━━━ Material to process

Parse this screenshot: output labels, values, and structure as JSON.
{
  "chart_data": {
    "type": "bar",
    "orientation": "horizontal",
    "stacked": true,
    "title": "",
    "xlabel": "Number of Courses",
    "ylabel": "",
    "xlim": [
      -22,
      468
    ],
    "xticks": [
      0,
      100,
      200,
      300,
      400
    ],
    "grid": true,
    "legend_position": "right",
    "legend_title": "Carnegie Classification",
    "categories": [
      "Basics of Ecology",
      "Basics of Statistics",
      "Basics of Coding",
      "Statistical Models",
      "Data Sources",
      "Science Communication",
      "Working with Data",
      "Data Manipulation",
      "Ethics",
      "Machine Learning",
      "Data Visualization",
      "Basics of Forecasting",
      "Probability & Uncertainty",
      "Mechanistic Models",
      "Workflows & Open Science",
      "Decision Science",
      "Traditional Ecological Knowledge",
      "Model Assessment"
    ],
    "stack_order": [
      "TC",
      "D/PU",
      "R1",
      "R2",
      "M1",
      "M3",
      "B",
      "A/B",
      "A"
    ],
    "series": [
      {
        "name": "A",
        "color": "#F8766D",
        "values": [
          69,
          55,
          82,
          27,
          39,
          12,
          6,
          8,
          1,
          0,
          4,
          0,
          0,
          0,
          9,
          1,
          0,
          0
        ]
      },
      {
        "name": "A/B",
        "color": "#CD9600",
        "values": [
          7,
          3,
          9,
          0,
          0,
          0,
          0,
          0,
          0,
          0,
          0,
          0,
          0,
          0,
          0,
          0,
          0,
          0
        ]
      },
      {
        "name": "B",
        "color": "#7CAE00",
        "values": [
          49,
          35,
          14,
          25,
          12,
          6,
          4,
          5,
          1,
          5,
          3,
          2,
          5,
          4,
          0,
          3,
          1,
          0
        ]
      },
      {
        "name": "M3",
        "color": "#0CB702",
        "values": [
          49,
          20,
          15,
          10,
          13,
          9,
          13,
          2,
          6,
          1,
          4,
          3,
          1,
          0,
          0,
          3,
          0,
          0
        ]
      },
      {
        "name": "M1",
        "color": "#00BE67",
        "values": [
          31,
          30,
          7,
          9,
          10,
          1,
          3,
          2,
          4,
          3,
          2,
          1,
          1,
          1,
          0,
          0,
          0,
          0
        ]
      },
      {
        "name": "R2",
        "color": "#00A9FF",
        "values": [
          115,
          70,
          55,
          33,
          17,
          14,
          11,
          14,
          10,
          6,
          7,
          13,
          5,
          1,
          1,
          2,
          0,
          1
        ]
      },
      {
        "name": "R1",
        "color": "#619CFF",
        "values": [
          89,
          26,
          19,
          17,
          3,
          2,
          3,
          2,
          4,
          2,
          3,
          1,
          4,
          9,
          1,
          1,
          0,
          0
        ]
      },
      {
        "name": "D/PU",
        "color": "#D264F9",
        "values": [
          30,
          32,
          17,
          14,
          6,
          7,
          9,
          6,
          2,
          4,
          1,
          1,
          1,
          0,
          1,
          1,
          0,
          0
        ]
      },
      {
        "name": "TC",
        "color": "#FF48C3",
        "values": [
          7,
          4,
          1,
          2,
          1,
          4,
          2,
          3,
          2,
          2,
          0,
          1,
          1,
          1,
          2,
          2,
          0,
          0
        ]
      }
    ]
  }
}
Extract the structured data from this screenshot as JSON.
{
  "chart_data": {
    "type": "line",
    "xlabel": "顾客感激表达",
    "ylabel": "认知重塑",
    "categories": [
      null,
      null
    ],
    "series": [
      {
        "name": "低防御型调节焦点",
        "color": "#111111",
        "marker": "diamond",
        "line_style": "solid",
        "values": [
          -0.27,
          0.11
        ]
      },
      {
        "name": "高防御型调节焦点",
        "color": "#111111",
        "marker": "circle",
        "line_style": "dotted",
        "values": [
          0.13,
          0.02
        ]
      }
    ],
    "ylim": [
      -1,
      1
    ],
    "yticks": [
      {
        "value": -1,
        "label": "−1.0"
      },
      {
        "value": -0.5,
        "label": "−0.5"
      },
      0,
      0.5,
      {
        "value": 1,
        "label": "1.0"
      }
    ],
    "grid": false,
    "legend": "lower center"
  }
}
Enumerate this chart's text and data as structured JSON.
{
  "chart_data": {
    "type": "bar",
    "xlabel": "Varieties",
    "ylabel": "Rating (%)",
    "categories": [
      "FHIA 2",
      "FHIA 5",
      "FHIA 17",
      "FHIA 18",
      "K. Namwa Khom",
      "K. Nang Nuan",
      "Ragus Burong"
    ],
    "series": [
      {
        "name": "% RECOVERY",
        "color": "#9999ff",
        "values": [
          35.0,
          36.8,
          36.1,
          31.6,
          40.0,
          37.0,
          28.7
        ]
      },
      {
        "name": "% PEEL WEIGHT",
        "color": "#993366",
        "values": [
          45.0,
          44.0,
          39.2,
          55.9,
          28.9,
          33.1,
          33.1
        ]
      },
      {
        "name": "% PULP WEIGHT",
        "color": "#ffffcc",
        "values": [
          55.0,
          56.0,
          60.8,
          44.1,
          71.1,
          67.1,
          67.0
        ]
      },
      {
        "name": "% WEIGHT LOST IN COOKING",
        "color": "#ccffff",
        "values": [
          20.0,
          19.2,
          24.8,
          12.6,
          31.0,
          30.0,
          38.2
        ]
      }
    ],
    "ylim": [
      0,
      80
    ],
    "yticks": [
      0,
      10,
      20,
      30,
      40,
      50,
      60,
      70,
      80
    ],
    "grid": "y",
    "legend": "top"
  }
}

━━━━━━

**Written instruction:** Take the entries above and copy them out exactly.

**The answer:**
Parse this screenshot: output labels, values, and structure as JSON.
{
  "chart_data": {
    "type": "bar",
    "orientation": "horizontal",
    "stacked": true,
    "title": "",
    "xlabel": "Number of Courses",
    "ylabel": "",
    "xlim": [
      -22,
      468
    ],
    "xticks": [
      0,
      100,
      200,
      300,
      400
    ],
    "grid": true,
    "legend_position": "right",
    "legend_title": "Carnegie Classification",
    "categories": [
      "Basics of Ecology",
      "Basics of Statistics",
      "Basics of Coding",
      "Statistical Models",
      "Data Sources",
      "Science Communication",
      "Working with Data",
      "Data Manipulation",
      "Ethics",
      "Machine Learning",
      "Data Visualization",
      "Basics of Forecasting",
      "Probability & Uncertainty",
      "Mechanistic Models",
      "Workflows & Open Science",
      "Decision Science",
      "Traditional Ecological Knowledge",
      "Model Assessment"
    ],
    "stack_order": [
      "TC",
      "D/PU",
      "R1",
      "R2",
      "M1",
      "M3",
      "B",
      "A/B",
      "A"
    ],
    "series": [
      {
        "name": "A",
        "color": "#F8766D",
        "values": [
          69,
          55,
          82,
          27,
          39,
          12,
          6,
          8,
          1,
          0,
          4,
          0,
          0,
          0,
          9,
          1,
          0,
          0
        ]
      },
      {
        "name": "A/B",
        "color": "#CD9600",
        "values": [
          7,
          3,
          9,
          0,
          0,
          0,
          0,
          0,
          0,
          0,
          0,
          0,
          0,
          0,
          0,
          0,
          0,
          0
        ]
      },
      {
        "name": "B",
        "color": "#7CAE00",
        "values": [
          49,
          35,
          14,
          25,
          12,
          6,
          4,
          5,
          1,
          5,
          3,
          2,
          5,
          4,
          0,
          3,
          1,
          0
        ]
      },
      {
        "name": "M3",
        "color": "#0CB702",
        "values": [
          49,
          20,
          15,
          10,
          13,
          9,
          13,
          2,
          6,
          1,
          4,
          3,
          1,
          0,
          0,
          3,
          0,
          0
        ]
      },
      {
        "name": "M1",
        "color": "#00BE67",
        "values": [
          31,
          30,
          7,
          9,
          10,
          1,
          3,
          2,
          4,
          3,
          2,
          1,
          1,
          1,
          0,
          0,
          0,
          0
        ]
      },
      {
        "name": "R2",
        "color": "#00A9FF",
        "values": [
          115,
          70,
          55,
          33,
          17,
          14,
          11,
          14,
          10,
          6,
          7,
          13,
          5,
          1,
          1,
          2,
          0,
          1
        ]
      },
      {
        "name": "R1",
        "color": "#619CFF",
        "values": [
          89,
          26,
          19,
          17,
          3,
          2,
          3,
          2,
          4,
          2,
          3,
          1,
          4,
          9,
          1,
          1,
          0,
          0
        ]
      },
      {
        "name": "D/PU",
        "color": "#D264F9",
        "values": [
          30,
          32,
          17,
          14,
          6,
          7,
          9,
          6,
          2,
          4,
          1,
          1,
          1,
          0,
          1,
          1,
          0,
          0
        ]
      },
      {
        "name": "TC",
        "color": "#FF48C3",
        "values": [
          7,
          4,
          1,
          2,
          1,
          4,
          2,
          3,
          2,
          2,
          0,
          1,
          1,
          1,
          2,
          2,
          0,
          0
        ]
      }
    ]
  }
}
Extract the structured data from this screenshot as JSON.
{
  "chart_data": {
    "type": "line",
    "xlabel": "顾客感激表达",
    "ylabel": "认知重塑",
    "categories": [
      null,
      null
    ],
    "series": [
      {
        "name": "低防御型调节焦点",
        "color": "#111111",
        "marker": "diamond",
        "line_style": "solid",
        "values": [
          -0.27,
          0.11
        ]
      },
      {
        "name": "高防御型调节焦点",
        "color": "#111111",
        "marker": "circle",
        "line_style": "dotted",
        "values": [
          0.13,
          0.02
        ]
      }
    ],
    "ylim": [
      -1,
      1
    ],
    "yticks": [
      {
        "value": -1,
        "label": "−1.0"
      },
      {
        "value": -0.5,
        "label": "−0.5"
      },
      0,
      0.5,
      {
        "value": 1,
        "label": "1.0"
      }
    ],
    "grid": false,
    "legend": "lower center"
  }
}
Enumerate this chart's text and data as structured JSON.
{
  "chart_data": {
    "type": "bar",
    "xlabel": "Varieties",
    "ylabel": "Rating (%)",
    "categories": [
      "FHIA 2",
      "FHIA 5",
      "FHIA 17",
      "FHIA 18",
      "K. Namwa Khom",
      "K. Nang Nuan",
      "Ragus Burong"
    ],
    "series": [
      {
        "name": "% RECOVERY",
        "color": "#9999ff",
        "values": [
          35.0,
          36.8,
          36.1,
          31.6,
          40.0,
          37.0,
          28.7
        ]
      },
      {
        "name": "% PEEL WEIGHT",
        "color": "#993366",
        "values": [
          45.0,
          44.0,
          39.2,
          55.9,
          28.9,
          33.1,
          33.1
        ]
      },
      {
        "name": "% PULP WEIGHT",
        "color": "#ffffcc",
        "values": [
          55.0,
          56.0,
          60.8,
          44.1,
          71.1,
          67.1,
          67.0
        ]
      },
      {
        "name": "% WEIGHT LOST IN COOKING",
        "color": "#ccffff",
        "values": [
          20.0,
          19.2,
          24.8,
          12.6,
          31.0,
          30.0,
          38.2
        ]
      }
    ],
    "ylim": [
      0,
      80
    ],
    "yticks": [
      0,
      10,
      20,
      30,
      40,
      50,
      60,
      70,
      80
    ],
    "grid": "y",
    "legend": "top"
  }
}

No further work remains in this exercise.